■ Required work ■
In the records that follow, show each line where the word "الأجانب" is present.

= = = = =

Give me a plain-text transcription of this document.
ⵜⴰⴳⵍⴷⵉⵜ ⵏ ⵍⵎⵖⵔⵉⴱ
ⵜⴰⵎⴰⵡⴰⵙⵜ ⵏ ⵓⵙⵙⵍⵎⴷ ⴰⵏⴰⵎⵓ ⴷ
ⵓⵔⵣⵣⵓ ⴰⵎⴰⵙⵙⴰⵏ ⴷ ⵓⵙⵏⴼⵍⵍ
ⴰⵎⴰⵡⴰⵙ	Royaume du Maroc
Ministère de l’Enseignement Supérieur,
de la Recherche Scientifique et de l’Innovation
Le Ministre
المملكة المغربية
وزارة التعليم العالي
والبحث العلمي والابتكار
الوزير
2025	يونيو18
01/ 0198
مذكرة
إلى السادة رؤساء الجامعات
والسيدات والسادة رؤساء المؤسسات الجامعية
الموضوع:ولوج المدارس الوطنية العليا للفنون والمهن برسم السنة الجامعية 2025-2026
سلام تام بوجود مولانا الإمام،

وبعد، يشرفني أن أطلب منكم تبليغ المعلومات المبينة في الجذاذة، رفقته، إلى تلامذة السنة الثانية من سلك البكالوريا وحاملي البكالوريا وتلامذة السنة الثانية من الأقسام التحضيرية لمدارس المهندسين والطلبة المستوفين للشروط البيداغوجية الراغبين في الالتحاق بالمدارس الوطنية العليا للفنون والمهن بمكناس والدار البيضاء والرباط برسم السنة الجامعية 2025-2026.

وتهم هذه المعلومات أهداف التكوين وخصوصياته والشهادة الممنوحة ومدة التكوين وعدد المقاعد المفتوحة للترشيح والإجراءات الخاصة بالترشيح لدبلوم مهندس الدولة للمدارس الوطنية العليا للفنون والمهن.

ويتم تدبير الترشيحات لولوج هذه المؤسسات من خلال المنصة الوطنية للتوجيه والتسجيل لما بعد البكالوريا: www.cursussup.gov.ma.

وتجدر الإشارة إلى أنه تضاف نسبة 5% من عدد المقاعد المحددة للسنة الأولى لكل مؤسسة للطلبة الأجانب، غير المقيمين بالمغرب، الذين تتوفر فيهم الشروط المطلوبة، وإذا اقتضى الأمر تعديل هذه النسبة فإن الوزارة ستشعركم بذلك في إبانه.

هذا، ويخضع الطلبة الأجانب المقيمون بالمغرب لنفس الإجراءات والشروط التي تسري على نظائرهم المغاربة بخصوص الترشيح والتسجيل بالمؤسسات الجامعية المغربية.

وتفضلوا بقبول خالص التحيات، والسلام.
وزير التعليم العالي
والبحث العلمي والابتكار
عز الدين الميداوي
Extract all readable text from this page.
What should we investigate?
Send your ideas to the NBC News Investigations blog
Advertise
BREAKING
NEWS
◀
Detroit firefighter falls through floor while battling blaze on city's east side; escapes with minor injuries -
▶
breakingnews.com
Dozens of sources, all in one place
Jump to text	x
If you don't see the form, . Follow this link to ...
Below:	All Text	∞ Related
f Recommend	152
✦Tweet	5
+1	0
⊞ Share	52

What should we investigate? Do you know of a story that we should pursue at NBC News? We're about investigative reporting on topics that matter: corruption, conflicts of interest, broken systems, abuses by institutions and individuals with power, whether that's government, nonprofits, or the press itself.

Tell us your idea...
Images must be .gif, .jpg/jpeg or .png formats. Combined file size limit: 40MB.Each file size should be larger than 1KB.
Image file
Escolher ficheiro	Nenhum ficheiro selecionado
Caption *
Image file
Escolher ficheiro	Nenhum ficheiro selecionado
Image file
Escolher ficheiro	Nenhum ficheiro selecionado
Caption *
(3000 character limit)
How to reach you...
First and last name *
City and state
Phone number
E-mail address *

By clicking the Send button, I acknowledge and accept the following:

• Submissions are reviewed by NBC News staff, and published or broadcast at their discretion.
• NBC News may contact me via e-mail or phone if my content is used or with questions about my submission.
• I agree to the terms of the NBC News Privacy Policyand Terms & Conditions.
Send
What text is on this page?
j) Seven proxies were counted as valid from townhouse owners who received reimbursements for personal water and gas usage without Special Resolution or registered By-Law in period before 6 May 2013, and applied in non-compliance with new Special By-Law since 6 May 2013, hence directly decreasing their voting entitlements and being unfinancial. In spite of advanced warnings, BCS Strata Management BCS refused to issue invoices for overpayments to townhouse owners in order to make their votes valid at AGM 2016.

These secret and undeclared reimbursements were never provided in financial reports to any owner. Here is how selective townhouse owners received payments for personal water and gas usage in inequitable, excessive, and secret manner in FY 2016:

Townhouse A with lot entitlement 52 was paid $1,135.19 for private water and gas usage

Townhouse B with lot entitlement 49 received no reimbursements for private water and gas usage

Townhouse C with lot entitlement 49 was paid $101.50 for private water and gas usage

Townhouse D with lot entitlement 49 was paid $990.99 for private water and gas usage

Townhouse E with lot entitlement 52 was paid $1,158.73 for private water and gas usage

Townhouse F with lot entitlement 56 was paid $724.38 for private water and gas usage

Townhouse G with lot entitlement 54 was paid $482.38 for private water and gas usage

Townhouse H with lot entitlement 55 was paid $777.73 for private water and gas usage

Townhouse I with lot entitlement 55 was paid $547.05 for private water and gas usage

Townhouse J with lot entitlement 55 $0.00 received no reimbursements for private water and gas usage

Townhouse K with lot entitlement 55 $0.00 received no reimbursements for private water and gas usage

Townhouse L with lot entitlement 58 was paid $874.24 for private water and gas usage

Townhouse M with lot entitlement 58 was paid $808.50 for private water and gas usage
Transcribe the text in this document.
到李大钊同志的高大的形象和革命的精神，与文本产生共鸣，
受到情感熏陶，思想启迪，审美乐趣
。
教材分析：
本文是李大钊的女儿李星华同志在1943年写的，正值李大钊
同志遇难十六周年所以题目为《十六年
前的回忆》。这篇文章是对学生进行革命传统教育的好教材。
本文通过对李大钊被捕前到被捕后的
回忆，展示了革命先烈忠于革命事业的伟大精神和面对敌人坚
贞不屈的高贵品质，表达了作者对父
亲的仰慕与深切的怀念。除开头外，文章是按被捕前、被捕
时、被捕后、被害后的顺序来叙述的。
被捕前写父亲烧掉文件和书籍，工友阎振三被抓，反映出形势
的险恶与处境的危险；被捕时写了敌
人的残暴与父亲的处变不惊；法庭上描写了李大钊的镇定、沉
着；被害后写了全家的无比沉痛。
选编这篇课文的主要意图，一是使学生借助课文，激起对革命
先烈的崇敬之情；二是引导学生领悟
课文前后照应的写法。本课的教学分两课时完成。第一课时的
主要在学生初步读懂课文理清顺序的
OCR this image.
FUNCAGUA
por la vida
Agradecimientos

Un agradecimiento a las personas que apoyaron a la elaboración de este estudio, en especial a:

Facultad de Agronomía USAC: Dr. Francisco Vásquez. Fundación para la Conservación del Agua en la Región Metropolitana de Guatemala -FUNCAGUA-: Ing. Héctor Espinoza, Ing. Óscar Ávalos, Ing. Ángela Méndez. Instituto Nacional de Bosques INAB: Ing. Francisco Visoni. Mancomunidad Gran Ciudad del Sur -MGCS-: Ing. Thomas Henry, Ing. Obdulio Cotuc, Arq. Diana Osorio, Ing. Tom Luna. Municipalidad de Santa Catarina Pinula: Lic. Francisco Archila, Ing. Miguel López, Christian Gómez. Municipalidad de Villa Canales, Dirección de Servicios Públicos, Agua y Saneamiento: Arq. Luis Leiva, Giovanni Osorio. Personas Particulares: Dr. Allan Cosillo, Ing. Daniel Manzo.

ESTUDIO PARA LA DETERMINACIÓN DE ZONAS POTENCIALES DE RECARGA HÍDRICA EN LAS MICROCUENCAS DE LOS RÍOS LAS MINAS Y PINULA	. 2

= = = = =

■ The reply ■
وتجدر الإشارة إلى أنه تضاف نسبة 5% من عدد المقاعد المحددة للسنة الأولى لكل مؤسسة للطلبة الأجانب، غير المقيمين بالمغرب، الذين تتوفر فيهم الشروط المطلوبة، وإذا اقتضى الأمر تعديل هذه النسبة فإن الوزارة ستشعركم بذلك في إبانه.
هذا، ويخضع الطلبة الأجانب المقيمون بالمغرب لنفس الإجراءات والشروط التي تسري على نظائرهم المغاربة بخصوص الترشيح والتسجيل بالمؤسسات الجامعية المغربية.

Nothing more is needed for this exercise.